Records from a dataset:

==================================================

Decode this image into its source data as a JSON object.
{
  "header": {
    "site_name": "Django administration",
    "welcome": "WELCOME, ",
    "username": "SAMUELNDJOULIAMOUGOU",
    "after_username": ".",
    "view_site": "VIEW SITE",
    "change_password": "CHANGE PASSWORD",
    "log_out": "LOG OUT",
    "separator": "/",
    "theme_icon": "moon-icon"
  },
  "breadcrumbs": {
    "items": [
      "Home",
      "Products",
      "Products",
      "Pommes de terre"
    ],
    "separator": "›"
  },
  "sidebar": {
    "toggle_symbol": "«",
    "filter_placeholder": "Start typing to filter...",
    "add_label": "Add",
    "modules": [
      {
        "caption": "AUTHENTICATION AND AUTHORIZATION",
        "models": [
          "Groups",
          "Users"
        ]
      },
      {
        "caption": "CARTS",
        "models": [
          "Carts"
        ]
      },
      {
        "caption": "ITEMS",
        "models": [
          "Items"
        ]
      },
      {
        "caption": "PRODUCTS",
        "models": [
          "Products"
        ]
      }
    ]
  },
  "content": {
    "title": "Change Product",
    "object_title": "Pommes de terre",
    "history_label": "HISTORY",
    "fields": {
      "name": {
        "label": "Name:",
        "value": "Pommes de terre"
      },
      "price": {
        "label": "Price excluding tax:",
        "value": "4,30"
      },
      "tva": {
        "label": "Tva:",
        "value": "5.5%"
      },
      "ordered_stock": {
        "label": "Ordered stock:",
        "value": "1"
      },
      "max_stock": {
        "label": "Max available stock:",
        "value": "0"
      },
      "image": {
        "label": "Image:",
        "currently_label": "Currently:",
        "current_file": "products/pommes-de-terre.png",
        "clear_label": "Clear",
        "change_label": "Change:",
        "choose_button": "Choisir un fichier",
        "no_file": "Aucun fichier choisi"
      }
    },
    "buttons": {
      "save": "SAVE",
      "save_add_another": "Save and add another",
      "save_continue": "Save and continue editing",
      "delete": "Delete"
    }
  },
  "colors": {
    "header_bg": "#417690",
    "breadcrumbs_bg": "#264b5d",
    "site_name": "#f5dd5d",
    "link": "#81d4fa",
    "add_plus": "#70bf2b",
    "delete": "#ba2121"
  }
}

==================================================

What you are asked to do:
Exactly reproduce every line of the data above.

Task response:
Decode this image into its source data as a JSON object.
{
  "header": {
    "site_name": "Django administration",
    "welcome": "WELCOME, ",
    "username": "SAMUELNDJOULIAMOUGOU",
    "after_username": ".",
    "view_site": "VIEW SITE",
    "change_password": "CHANGE PASSWORD",
    "log_out": "LOG OUT",
    "separator": "/",
    "theme_icon": "moon-icon"
  },
  "breadcrumbs": {
    "items": [
      "Home",
      "Products",
      "Products",
      "Pommes de terre"
    ],
    "separator": "›"
  },
  "sidebar": {
    "toggle_symbol": "«",
    "filter_placeholder": "Start typing to filter...",
    "add_label": "Add",
    "modules": [
      {
        "caption": "AUTHENTICATION AND AUTHORIZATION",
        "models": [
          "Groups",
          "Users"
        ]
      },
      {
        "caption": "CARTS",
        "models": [
          "Carts"
        ]
      },
      {
        "caption": "ITEMS",
        "models": [
          "Items"
        ]
      },
      {
        "caption": "PRODUCTS",
        "models": [
          "Products"
        ]
      }
    ]
  },
  "content": {
    "title": "Change Product",
    "object_title": "Pommes de terre",
    "history_label": "HISTORY",
    "fields": {
      "name": {
        "label": "Name:",
        "value": "Pommes de terre"
      },
      "price": {
        "label": "Price excluding tax:",
        "value": "4,30"
      },
      "tva": {
        "label": "Tva:",
        "value": "5.5%"
      },
      "ordered_stock": {
        "label": "Ordered stock:",
        "value": "1"
      },
      "max_stock": {
        "label": "Max available stock:",
        "value": "0"
      },
      "image": {
        "label": "Image:",
        "currently_label": "Currently:",
        "current_file": "products/pommes-de-terre.png",
        "clear_label": "Clear",
        "change_label": "Change:",
        "choose_button": "Choisir un fichier",
        "no_file": "Aucun fichier choisi"
      }
    },
    "buttons": {
      "save": "SAVE",
      "save_add_another": "Save and add another",
      "save_continue": "Save and continue editing",
      "delete": "Delete"
    }
  },
  "colors": {
    "header_bg": "#417690",
    "breadcrumbs_bg": "#264b5d",
    "site_name": "#f5dd5d",
    "link": "#81d4fa",
    "add_plus": "#70bf2b",
    "delete": "#ba2121"
  }
}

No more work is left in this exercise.